(Data entries)
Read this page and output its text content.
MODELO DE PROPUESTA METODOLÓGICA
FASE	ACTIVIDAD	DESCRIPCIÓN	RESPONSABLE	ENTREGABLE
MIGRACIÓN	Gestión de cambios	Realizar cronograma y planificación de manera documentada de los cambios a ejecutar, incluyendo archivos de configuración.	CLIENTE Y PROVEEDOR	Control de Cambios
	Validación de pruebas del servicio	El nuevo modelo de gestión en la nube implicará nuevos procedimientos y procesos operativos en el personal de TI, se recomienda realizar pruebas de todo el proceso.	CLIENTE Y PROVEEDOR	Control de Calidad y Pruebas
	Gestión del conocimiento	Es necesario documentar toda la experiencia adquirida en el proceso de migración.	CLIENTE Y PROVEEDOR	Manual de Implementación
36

Your objective
Everything in the listing above should be restated exactly.

Full solution
Read this page and output its text content.
MODELO DE PROPUESTA METODOLÓGICA
FASE	ACTIVIDAD	DESCRIPCIÓN	RESPONSABLE	ENTREGABLE
MIGRACIÓN	Gestión de cambios	Realizar cronograma y planificación de manera documentada de los cambios a ejecutar, incluyendo archivos de configuración.	CLIENTE Y PROVEEDOR	Control de Cambios
	Validación de pruebas del servicio	El nuevo modelo de gestión en la nube implicará nuevos procedimientos y procesos operativos en el personal de TI, se recomienda realizar pruebas de todo el proceso.	CLIENTE Y PROVEEDOR	Control de Calidad y Pruebas
	Gestión del conocimiento	Es necesario documentar toda la experiencia adquirida en el proceso de migración.	CLIENTE Y PROVEEDOR	Manual de Implementación
36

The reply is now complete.